>> start RAW DATA

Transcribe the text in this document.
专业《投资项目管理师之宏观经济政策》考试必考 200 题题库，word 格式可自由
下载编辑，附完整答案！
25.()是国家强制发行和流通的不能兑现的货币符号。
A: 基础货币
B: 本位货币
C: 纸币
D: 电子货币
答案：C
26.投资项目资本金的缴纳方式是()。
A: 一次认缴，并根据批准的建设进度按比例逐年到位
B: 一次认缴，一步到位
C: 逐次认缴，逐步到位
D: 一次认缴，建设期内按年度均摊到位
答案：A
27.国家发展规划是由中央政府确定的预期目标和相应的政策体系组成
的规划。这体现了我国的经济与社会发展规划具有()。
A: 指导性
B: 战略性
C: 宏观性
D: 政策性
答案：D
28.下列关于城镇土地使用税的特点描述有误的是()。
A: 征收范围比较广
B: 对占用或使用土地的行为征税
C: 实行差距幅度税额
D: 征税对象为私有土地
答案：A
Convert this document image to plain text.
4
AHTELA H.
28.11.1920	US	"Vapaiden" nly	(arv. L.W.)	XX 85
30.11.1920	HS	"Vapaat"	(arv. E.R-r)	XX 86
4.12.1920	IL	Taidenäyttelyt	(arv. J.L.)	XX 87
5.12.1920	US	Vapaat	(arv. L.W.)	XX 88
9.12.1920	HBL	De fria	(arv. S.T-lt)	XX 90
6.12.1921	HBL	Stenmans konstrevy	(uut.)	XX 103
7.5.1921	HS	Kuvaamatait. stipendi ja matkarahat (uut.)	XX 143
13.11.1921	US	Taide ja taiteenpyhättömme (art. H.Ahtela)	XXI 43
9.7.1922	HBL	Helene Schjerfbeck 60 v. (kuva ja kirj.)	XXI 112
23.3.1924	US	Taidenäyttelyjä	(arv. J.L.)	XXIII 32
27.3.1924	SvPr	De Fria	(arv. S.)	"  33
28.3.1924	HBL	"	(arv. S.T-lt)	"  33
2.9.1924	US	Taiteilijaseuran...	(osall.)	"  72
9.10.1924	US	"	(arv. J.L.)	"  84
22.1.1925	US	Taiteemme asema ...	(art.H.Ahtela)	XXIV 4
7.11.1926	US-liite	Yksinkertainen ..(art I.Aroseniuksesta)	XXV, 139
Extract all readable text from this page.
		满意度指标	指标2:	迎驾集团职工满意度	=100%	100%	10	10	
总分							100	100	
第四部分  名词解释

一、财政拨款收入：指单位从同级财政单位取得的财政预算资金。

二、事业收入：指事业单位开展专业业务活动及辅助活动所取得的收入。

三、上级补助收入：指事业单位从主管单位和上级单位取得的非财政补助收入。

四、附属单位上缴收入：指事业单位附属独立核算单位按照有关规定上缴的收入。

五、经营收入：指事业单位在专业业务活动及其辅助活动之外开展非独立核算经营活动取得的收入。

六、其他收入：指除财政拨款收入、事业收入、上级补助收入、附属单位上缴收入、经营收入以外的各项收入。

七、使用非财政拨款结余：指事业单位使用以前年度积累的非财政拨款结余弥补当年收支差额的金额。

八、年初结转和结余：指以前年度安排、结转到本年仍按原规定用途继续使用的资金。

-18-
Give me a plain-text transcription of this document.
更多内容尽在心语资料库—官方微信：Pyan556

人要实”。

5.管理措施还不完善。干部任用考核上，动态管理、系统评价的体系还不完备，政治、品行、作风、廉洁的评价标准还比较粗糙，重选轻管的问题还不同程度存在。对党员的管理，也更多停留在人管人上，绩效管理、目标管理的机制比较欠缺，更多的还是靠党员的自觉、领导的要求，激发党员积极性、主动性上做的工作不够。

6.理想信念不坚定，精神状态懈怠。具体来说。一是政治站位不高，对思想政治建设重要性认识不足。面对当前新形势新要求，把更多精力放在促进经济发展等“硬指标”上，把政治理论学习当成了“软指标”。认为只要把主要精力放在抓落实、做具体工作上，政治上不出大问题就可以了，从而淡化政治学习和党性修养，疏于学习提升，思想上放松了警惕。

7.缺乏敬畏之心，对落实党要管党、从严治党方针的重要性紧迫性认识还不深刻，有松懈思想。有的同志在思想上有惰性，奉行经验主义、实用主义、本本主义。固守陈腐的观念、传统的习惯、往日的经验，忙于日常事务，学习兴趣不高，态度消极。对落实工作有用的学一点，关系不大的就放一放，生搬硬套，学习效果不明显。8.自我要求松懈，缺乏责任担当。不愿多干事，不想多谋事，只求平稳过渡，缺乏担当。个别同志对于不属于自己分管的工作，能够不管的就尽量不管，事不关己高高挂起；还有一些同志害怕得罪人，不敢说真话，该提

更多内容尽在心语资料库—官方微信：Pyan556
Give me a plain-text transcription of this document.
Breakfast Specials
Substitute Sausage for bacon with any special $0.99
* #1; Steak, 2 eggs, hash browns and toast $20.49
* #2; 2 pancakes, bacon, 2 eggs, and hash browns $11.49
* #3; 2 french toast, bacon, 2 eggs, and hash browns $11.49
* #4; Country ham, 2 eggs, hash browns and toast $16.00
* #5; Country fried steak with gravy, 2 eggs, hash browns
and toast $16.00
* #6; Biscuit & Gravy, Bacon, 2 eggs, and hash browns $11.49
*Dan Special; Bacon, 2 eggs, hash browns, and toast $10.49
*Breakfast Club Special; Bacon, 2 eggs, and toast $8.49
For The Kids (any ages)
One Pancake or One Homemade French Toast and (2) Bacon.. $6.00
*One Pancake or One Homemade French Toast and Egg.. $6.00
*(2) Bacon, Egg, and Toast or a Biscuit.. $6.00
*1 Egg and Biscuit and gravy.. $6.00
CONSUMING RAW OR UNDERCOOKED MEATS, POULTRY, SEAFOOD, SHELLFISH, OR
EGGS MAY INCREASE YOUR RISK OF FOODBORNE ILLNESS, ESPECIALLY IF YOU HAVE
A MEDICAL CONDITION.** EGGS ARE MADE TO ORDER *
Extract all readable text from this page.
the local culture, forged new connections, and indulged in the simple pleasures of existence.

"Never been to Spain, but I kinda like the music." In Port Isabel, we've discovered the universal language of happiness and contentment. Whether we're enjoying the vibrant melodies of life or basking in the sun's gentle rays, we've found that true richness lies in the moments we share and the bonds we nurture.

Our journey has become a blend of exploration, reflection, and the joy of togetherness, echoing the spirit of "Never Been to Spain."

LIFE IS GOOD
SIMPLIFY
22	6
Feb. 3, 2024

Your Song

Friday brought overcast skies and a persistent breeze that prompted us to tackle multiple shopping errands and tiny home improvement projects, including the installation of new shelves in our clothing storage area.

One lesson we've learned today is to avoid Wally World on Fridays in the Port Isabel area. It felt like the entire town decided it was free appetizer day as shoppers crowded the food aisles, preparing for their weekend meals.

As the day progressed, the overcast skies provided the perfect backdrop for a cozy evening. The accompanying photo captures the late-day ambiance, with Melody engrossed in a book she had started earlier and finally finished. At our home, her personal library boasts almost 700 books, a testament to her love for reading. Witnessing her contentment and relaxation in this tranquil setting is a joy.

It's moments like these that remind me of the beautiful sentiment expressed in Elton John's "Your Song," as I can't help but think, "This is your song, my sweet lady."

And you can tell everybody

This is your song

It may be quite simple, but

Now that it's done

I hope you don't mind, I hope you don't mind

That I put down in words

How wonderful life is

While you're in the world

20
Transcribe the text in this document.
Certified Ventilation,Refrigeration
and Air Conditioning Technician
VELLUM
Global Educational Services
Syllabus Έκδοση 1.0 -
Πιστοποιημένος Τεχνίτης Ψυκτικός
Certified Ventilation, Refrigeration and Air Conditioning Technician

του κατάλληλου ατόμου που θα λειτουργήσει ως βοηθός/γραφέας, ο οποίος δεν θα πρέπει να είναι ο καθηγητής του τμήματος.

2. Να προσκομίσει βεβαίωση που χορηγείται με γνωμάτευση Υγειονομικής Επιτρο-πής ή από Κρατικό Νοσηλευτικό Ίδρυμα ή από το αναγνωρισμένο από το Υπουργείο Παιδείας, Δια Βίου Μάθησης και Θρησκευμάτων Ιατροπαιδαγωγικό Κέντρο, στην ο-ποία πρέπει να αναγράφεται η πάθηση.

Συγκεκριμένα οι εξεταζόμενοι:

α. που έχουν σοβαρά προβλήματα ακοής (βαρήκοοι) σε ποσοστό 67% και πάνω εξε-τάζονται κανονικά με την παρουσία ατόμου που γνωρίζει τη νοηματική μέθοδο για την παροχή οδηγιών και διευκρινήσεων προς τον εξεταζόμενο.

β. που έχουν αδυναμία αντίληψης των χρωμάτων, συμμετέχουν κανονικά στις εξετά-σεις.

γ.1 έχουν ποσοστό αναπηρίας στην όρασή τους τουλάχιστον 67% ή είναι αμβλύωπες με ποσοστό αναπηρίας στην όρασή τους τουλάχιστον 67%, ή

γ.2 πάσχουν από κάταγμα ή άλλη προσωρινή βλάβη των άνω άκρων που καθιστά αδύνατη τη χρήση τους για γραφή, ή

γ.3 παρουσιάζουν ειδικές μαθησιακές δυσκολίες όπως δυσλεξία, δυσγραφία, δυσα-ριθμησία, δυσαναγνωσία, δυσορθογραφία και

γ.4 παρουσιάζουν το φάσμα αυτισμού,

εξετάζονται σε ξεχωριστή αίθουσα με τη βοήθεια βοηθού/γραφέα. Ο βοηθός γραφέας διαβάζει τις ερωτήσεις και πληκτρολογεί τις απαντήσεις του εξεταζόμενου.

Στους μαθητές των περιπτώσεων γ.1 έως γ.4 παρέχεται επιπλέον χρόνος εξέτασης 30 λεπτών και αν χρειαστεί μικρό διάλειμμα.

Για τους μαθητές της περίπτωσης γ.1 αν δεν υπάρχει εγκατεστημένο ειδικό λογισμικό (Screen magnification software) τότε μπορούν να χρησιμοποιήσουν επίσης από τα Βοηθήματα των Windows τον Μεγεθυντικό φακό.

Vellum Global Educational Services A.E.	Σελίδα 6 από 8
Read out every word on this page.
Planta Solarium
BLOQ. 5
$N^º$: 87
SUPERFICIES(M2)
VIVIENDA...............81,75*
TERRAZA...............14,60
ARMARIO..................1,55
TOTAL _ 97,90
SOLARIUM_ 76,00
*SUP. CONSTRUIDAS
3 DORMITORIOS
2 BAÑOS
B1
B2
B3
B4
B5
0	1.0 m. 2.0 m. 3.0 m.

>> end RAW DATA

# EXERCISE PROMPT:
Which lines contain the word "Educational"? Copy each one.

# EXERCISE ANSWER:
Global Educational Services
Vellum Global Educational Services A.E.	Σελίδα 6 από 8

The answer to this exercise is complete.